Written exercise.
Retype the whole listing verbatim and keep the pictures out of it.

(Data entries for graphics)
— Begin —

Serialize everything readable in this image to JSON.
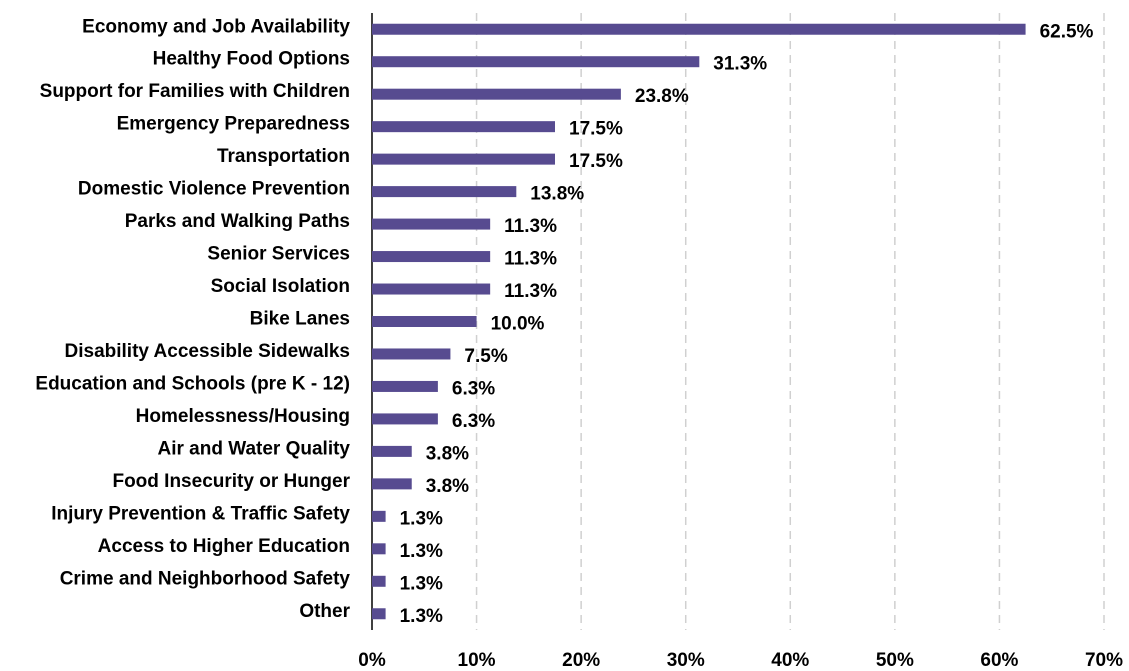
{
  "chart_data": {
    "type": "bar",
    "orientation": "horizontal",
    "categories": [
      "Economy and Job Availability",
      "Healthy Food Options",
      "Support for Families with Children",
      "Emergency Preparedness",
      "Transportation",
      "Domestic Violence Prevention",
      "Parks and Walking Paths",
      "Senior Services",
      "Social Isolation",
      "Bike Lanes",
      "Disability Accessible Sidewalks",
      "Education and Schools (pre K - 12)",
      "Homelessness/Housing",
      "Air and Water Quality",
      "Food Insecurity or Hunger",
      "Injury Prevention & Traffic Safety",
      "Access to Higher Education",
      "Crime and Neighborhood Safety",
      "Other"
    ],
    "values": [
      62.5,
      31.3,
      23.8,
      17.5,
      17.5,
      13.8,
      11.3,
      11.3,
      11.3,
      10.0,
      7.5,
      6.3,
      6.3,
      3.8,
      3.8,
      1.3,
      1.3,
      1.3,
      1.3
    ],
    "value_labels": [
      "62.5%",
      "31.3%",
      "23.8%",
      "17.5%",
      "17.5%",
      "13.8%",
      "11.3%",
      "11.3%",
      "11.3%",
      "10.0%",
      "7.5%",
      "6.3%",
      "6.3%",
      "3.8%",
      "3.8%",
      "1.3%",
      "1.3%",
      "1.3%",
      "1.3%"
    ],
    "color": "#574b90",
    "xlim": [
      0,
      70
    ],
    "xticks": [
      {
        "value": 0,
        "label": "0%"
      },
      {
        "value": 10,
        "label": "10%"
      },
      {
        "value": 20,
        "label": "20%"
      },
      {
        "value": 30,
        "label": "30%"
      },
      {
        "value": 40,
        "label": "40%"
      },
      {
        "value": 50,
        "label": "50%"
      },
      {
        "value": 60,
        "label": "60%"
      },
      {
        "value": 70,
        "label": "70%"
      }
    ],
    "grid": true
  }
}
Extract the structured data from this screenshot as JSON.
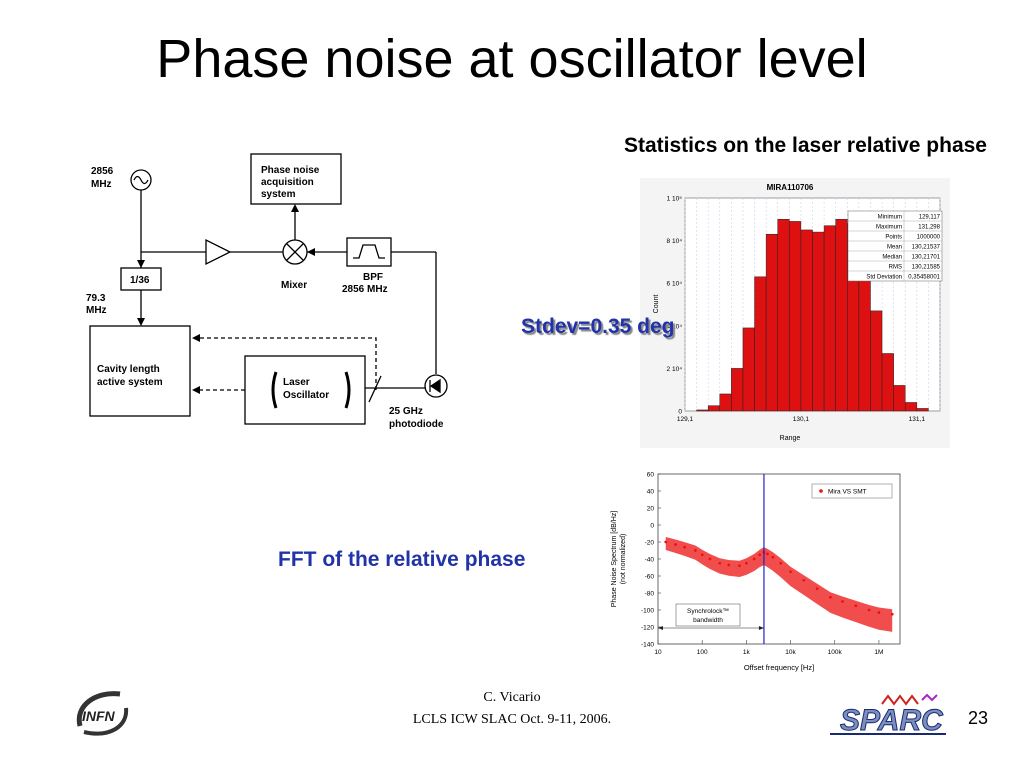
{
  "slide": {
    "title": "Phase noise at oscillator level",
    "stats_heading": "Statistics on the laser relative phase",
    "stdev_label": "Stdev=0.35 deg",
    "fft_label": "FFT of the relative phase",
    "footer_author": "C. Vicario",
    "footer_event": "LCLS ICW SLAC Oct. 9-11, 2006.",
    "page_number": "23"
  },
  "logos": {
    "left": "INFN",
    "right": "SPARC"
  },
  "diagram": {
    "source_freq": "2856\nMHz",
    "divider": "1/36",
    "divided_freq": "79.3\nMHz",
    "acq_box": "Phase noise acquisition system",
    "mixer": "Mixer",
    "bpf": "BPF",
    "bpf_freq": "2856 MHz",
    "cavity": "Cavity length active system",
    "laser": "Laser Oscillator",
    "photodiode": "25 GHz photodiode"
  },
  "chart_data": [
    {
      "type": "bar",
      "title": "MIRA110706",
      "xlabel": "Range",
      "ylabel": "Count",
      "x_ticks": [
        "129,1",
        "130,1",
        "131,1"
      ],
      "y_ticks": [
        "0",
        "2 10⁴",
        "4 10⁴",
        "6 10⁴",
        "8 10⁴",
        "1 10⁵"
      ],
      "xlim": [
        129.1,
        131.3
      ],
      "ylim": [
        0,
        100000
      ],
      "bin_width": 0.1,
      "bin_starts": [
        129.2,
        129.3,
        129.4,
        129.5,
        129.6,
        129.7,
        129.8,
        129.9,
        130.0,
        130.1,
        130.2,
        130.3,
        130.4,
        130.5,
        130.6,
        130.7,
        130.8,
        130.9,
        131.0,
        131.1
      ],
      "values": [
        500,
        2500,
        8000,
        20000,
        39000,
        63000,
        83000,
        90000,
        89000,
        85000,
        84000,
        87000,
        90000,
        88000,
        71000,
        47000,
        27000,
        12000,
        4000,
        1200
      ],
      "stats_table": [
        [
          "Minimum",
          "129,117"
        ],
        [
          "Maximum",
          "131,298"
        ],
        [
          "Points",
          "1000000"
        ],
        [
          "Mean",
          "130,21537"
        ],
        [
          "Median",
          "130,21701"
        ],
        [
          "RMS",
          "130,21585"
        ],
        [
          "Std Deviation",
          "0,35458001"
        ]
      ],
      "bar_color": "#dd1111"
    },
    {
      "type": "scatter",
      "xlabel": "Offset frequency [Hz]",
      "ylabel": "Phase Noise Spectrum [dB/Hz]\n(not normalized)",
      "x_scale": "log",
      "xlim": [
        10,
        3000000
      ],
      "ylim": [
        -140,
        60
      ],
      "x_ticks": [
        "10",
        "100",
        "1k",
        "10k",
        "100k",
        "1M"
      ],
      "y_ticks": [
        "60",
        "40",
        "20",
        "0",
        "-20",
        "-40",
        "-60",
        "-80",
        "-100",
        "-120",
        "-140"
      ],
      "series": [
        {
          "name": "Mira VS SMT",
          "color": "#ee1111",
          "x": [
            15,
            25,
            40,
            70,
            100,
            150,
            250,
            400,
            700,
            1000,
            1500,
            2000,
            2500,
            3000,
            4000,
            6000,
            10000,
            20000,
            40000,
            80000,
            150000,
            300000,
            600000,
            1000000,
            2000000
          ],
          "y": [
            -20,
            -23,
            -26,
            -30,
            -35,
            -40,
            -45,
            -47,
            -48,
            -45,
            -40,
            -35,
            -32,
            -34,
            -38,
            -45,
            -55,
            -65,
            -75,
            -85,
            -90,
            -95,
            -100,
            -103,
            -105
          ]
        }
      ],
      "annotation": "Synchrolock™\nbandwidth",
      "vline_x": 2500,
      "legend": "top-right"
    }
  ]
}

— End —

The completed task.
Serialize everything readable in this image to JSON.
{
  "chart_data": {
    "type": "bar",
    "orientation": "horizontal",
    "categories": [
      "Economy and Job Availability",
      "Healthy Food Options",
      "Support for Families with Children",
      "Emergency Preparedness",
      "Transportation",
      "Domestic Violence Prevention",
      "Parks and Walking Paths",
      "Senior Services",
      "Social Isolation",
      "Bike Lanes",
      "Disability Accessible Sidewalks",
      "Education and Schools (pre K - 12)",
      "Homelessness/Housing",
      "Air and Water Quality",
      "Food Insecurity or Hunger",
      "Injury Prevention & Traffic Safety",
      "Access to Higher Education",
      "Crime and Neighborhood Safety",
      "Other"
    ],
    "values": [
      62.5,
      31.3,
      23.8,
      17.5,
      17.5,
      13.8,
      11.3,
      11.3,
      11.3,
      10.0,
      7.5,
      6.3,
      6.3,
      3.8,
      3.8,
      1.3,
      1.3,
      1.3,
      1.3
    ],
    "value_labels": [
      "62.5%",
      "31.3%",
      "23.8%",
      "17.5%",
      "17.5%",
      "13.8%",
      "11.3%",
      "11.3%",
      "11.3%",
      "10.0%",
      "7.5%",
      "6.3%",
      "6.3%",
      "3.8%",
      "3.8%",
      "1.3%",
      "1.3%",
      "1.3%",
      "1.3%"
    ],
    "color": "#574b90",
    "xlim": [
      0,
      70
    ],
    "xticks": [
      {
        "value": 0,
        "label": "0%"
      },
      {
        "value": 10,
        "label": "10%"
      },
      {
        "value": 20,
        "label": "20%"
      },
      {
        "value": 30,
        "label": "30%"
      },
      {
        "value": 40,
        "label": "40%"
      },
      {
        "value": 50,
        "label": "50%"
      },
      {
        "value": 60,
        "label": "60%"
      },
      {
        "value": 70,
        "label": "70%"
      }
    ],
    "grid": true
  }
}
Extract the structured data from this screenshot as JSON.
{
  "slide": {
    "title": "Phase noise at oscillator level",
    "stats_heading": "Statistics on the laser relative phase",
    "stdev_label": "Stdev=0.35 deg",
    "fft_label": "FFT of the relative phase",
    "footer_author": "C. Vicario",
    "footer_event": "LCLS ICW SLAC Oct. 9-11, 2006.",
    "page_number": "23"
  },
  "logos": {
    "left": "INFN",
    "right": "SPARC"
  },
  "diagram": {
    "source_freq": "2856\nMHz",
    "divider": "1/36",
    "divided_freq": "79.3\nMHz",
    "acq_box": "Phase noise acquisition system",
    "mixer": "Mixer",
    "bpf": "BPF",
    "bpf_freq": "2856 MHz",
    "cavity": "Cavity length active system",
    "laser": "Laser Oscillator",
    "photodiode": "25 GHz photodiode"
  },
  "chart_data": [
    {
      "type": "bar",
      "title": "MIRA110706",
      "xlabel": "Range",
      "ylabel": "Count",
      "x_ticks": [
        "129,1",
        "130,1",
        "131,1"
      ],
      "y_ticks": [
        "0",
        "2 10⁴",
        "4 10⁴",
        "6 10⁴",
        "8 10⁴",
        "1 10⁵"
      ],
      "xlim": [
        129.1,
        131.3
      ],
      "ylim": [
        0,
        100000
      ],
      "bin_width": 0.1,
      "bin_starts": [
        129.2,
        129.3,
        129.4,
        129.5,
        129.6,
        129.7,
        129.8,
        129.9,
        130.0,
        130.1,
        130.2,
        130.3,
        130.4,
        130.5,
        130.6,
        130.7,
        130.8,
        130.9,
        131.0,
        131.1
      ],
      "values": [
        500,
        2500,
        8000,
        20000,
        39000,
        63000,
        83000,
        90000,
        89000,
        85000,
        84000,
        87000,
        90000,
        88000,
        71000,
        47000,
        27000,
        12000,
        4000,
        1200
      ],
      "stats_table": [
        [
          "Minimum",
          "129,117"
        ],
        [
          "Maximum",
          "131,298"
        ],
        [
          "Points",
          "1000000"
        ],
        [
          "Mean",
          "130,21537"
        ],
        [
          "Median",
          "130,21701"
        ],
        [
          "RMS",
          "130,21585"
        ],
        [
          "Std Deviation",
          "0,35458001"
        ]
      ],
      "bar_color": "#dd1111"
    },
    {
      "type": "scatter",
      "xlabel": "Offset frequency [Hz]",
      "ylabel": "Phase Noise Spectrum [dB/Hz]\n(not normalized)",
      "x_scale": "log",
      "xlim": [
        10,
        3000000
      ],
      "ylim": [
        -140,
        60
      ],
      "x_ticks": [
        "10",
        "100",
        "1k",
        "10k",
        "100k",
        "1M"
      ],
      "y_ticks": [
        "60",
        "40",
        "20",
        "0",
        "-20",
        "-40",
        "-60",
        "-80",
        "-100",
        "-120",
        "-140"
      ],
      "series": [
        {
          "name": "Mira VS SMT",
          "color": "#ee1111",
          "x": [
            15,
            25,
            40,
            70,
            100,
            150,
            250,
            400,
            700,
            1000,
            1500,
            2000,
            2500,
            3000,
            4000,
            6000,
            10000,
            20000,
            40000,
            80000,
            150000,
            300000,
            600000,
            1000000,
            2000000
          ],
          "y": [
            -20,
            -23,
            -26,
            -30,
            -35,
            -40,
            -45,
            -47,
            -48,
            -45,
            -40,
            -35,
            -32,
            -34,
            -38,
            -45,
            -55,
            -65,
            -75,
            -85,
            -90,
            -95,
            -100,
            -103,
            -105
          ]
        }
      ],
      "annotation": "Synchrolock™\nbandwidth",
      "vline_x": 2500,
      "legend": "top-right"
    }
  ]
}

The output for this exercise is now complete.